*Task to carry out*. Pictures within the data are to be left out; everything else must be reproduced exactly.
--- start Data to process ---
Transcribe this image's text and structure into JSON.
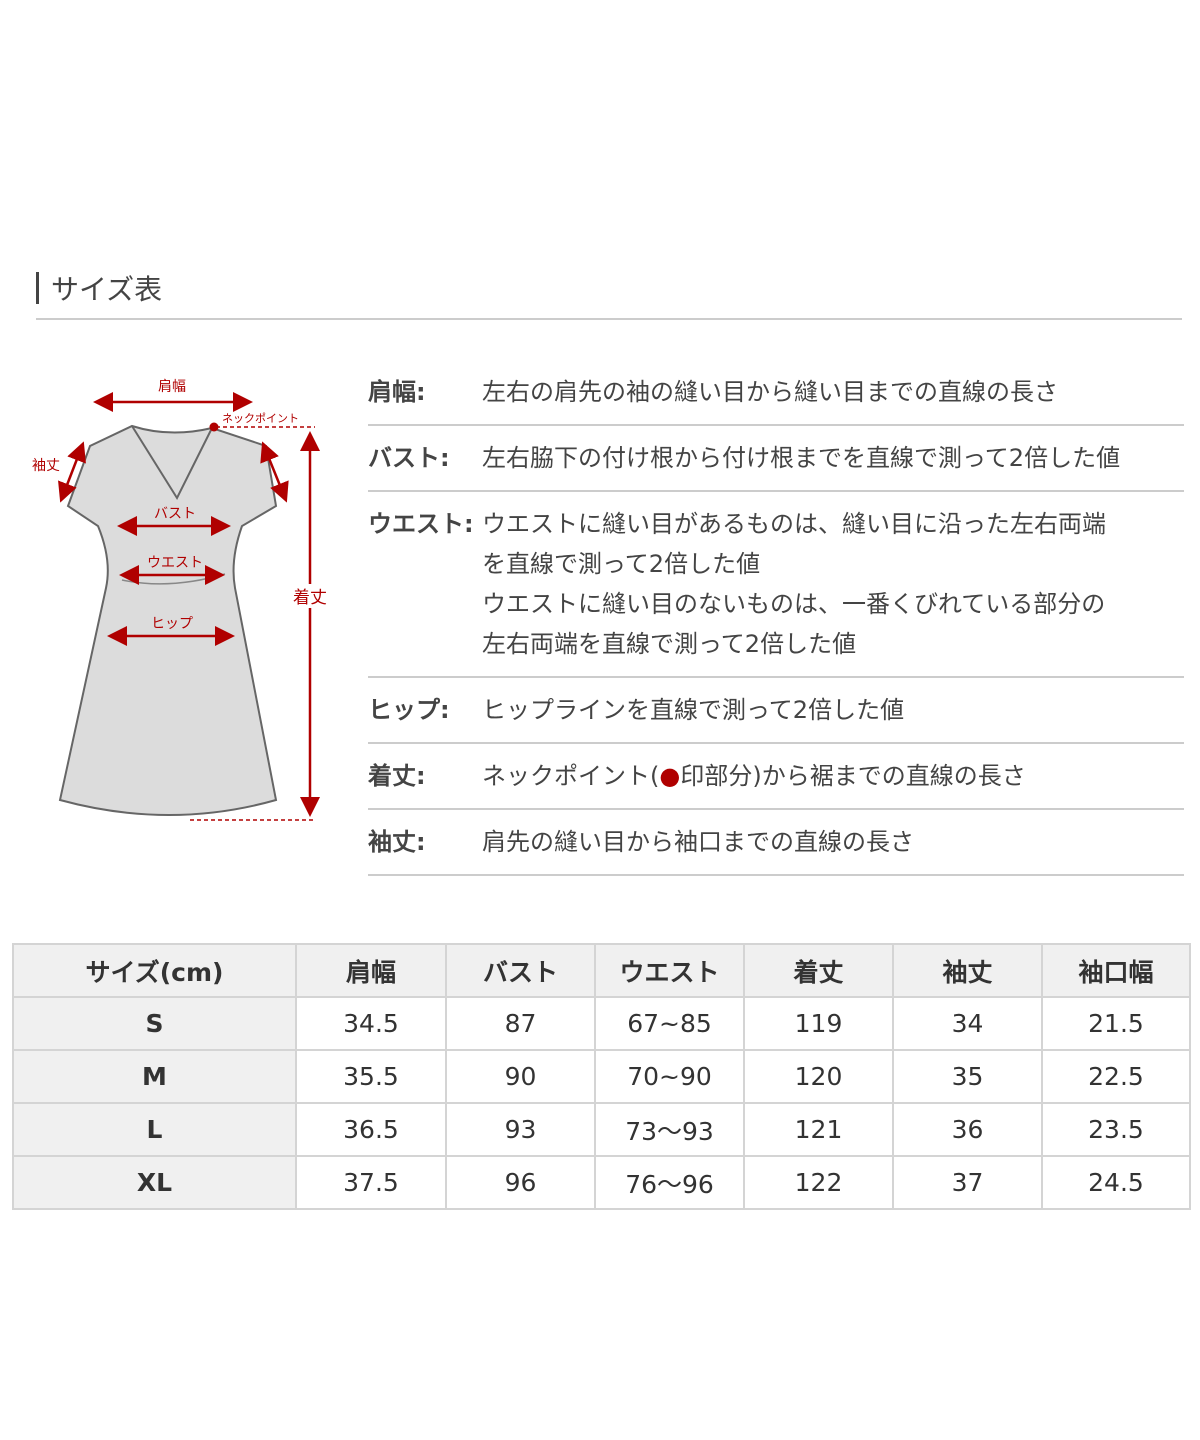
{
  "title": "サイズ表",
  "diagram": {
    "labels": {
      "shoulder": "肩幅",
      "neck_point": "ネックポイント",
      "sleeve": "袖丈",
      "bust": "バスト",
      "waist": "ウエスト",
      "hip": "ヒップ",
      "length": "着丈"
    },
    "accent_color": "#b00000",
    "garment_color": "#dcdcdc"
  },
  "definitions": [
    {
      "term": "肩幅:",
      "lines": [
        "左右の肩先の袖の縫い目から縫い目までの直線の長さ"
      ]
    },
    {
      "term": "バスト:",
      "lines": [
        "左右脇下の付け根から付け根までを直線で測って2倍した値"
      ]
    },
    {
      "term": "ウエスト:",
      "lines": [
        "ウエストに縫い目があるものは、縫い目に沿った左右両端",
        "を直線で測って2倍した値",
        "ウエストに縫い目のないものは、一番くびれている部分の",
        "左右両端を直線で測って2倍した値"
      ]
    },
    {
      "term": "ヒップ:",
      "lines": [
        "ヒップラインを直線で測って2倍した値"
      ]
    },
    {
      "term": "着丈:",
      "lines_before": "ネックポイント(",
      "dot": "●",
      "lines_after": "印部分)から裾までの直線の長さ"
    },
    {
      "term": "袖丈:",
      "lines": [
        "肩先の縫い目から袖口までの直線の長さ"
      ]
    }
  ],
  "table": {
    "headers": [
      "サイズ(cm)",
      "肩幅",
      "バスト",
      "ウエスト",
      "着丈",
      "袖丈",
      "袖口幅"
    ],
    "rows": [
      [
        "S",
        "34.5",
        "87",
        "67~85",
        "119",
        "34",
        "21.5"
      ],
      [
        "M",
        "35.5",
        "90",
        "70~90",
        "120",
        "35",
        "22.5"
      ],
      [
        "L",
        "36.5",
        "93",
        "73〜93",
        "121",
        "36",
        "23.5"
      ],
      [
        "XL",
        "37.5",
        "96",
        "76〜96",
        "122",
        "37",
        "24.5"
      ]
    ]
  }
}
--- end Data to process ---
*Answer to this task*.
Transcribe this image's text and structure into JSON.
{
  "title": "サイズ表",
  "diagram": {
    "labels": {
      "shoulder": "肩幅",
      "neck_point": "ネックポイント",
      "sleeve": "袖丈",
      "bust": "バスト",
      "waist": "ウエスト",
      "hip": "ヒップ",
      "length": "着丈"
    },
    "accent_color": "#b00000",
    "garment_color": "#dcdcdc"
  },
  "definitions": [
    {
      "term": "肩幅:",
      "lines": [
        "左右の肩先の袖の縫い目から縫い目までの直線の長さ"
      ]
    },
    {
      "term": "バスト:",
      "lines": [
        "左右脇下の付け根から付け根までを直線で測って2倍した値"
      ]
    },
    {
      "term": "ウエスト:",
      "lines": [
        "ウエストに縫い目があるものは、縫い目に沿った左右両端",
        "を直線で測って2倍した値",
        "ウエストに縫い目のないものは、一番くびれている部分の",
        "左右両端を直線で測って2倍した値"
      ]
    },
    {
      "term": "ヒップ:",
      "lines": [
        "ヒップラインを直線で測って2倍した値"
      ]
    },
    {
      "term": "着丈:",
      "lines_before": "ネックポイント(",
      "dot": "●",
      "lines_after": "印部分)から裾までの直線の長さ"
    },
    {
      "term": "袖丈:",
      "lines": [
        "肩先の縫い目から袖口までの直線の長さ"
      ]
    }
  ],
  "table": {
    "headers": [
      "サイズ(cm)",
      "肩幅",
      "バスト",
      "ウエスト",
      "着丈",
      "袖丈",
      "袖口幅"
    ],
    "rows": [
      [
        "S",
        "34.5",
        "87",
        "67~85",
        "119",
        "34",
        "21.5"
      ],
      [
        "M",
        "35.5",
        "90",
        "70~90",
        "120",
        "35",
        "22.5"
      ],
      [
        "L",
        "36.5",
        "93",
        "73〜93",
        "121",
        "36",
        "23.5"
      ],
      [
        "XL",
        "37.5",
        "96",
        "76〜96",
        "122",
        "37",
        "24.5"
      ]
    ]
  }
}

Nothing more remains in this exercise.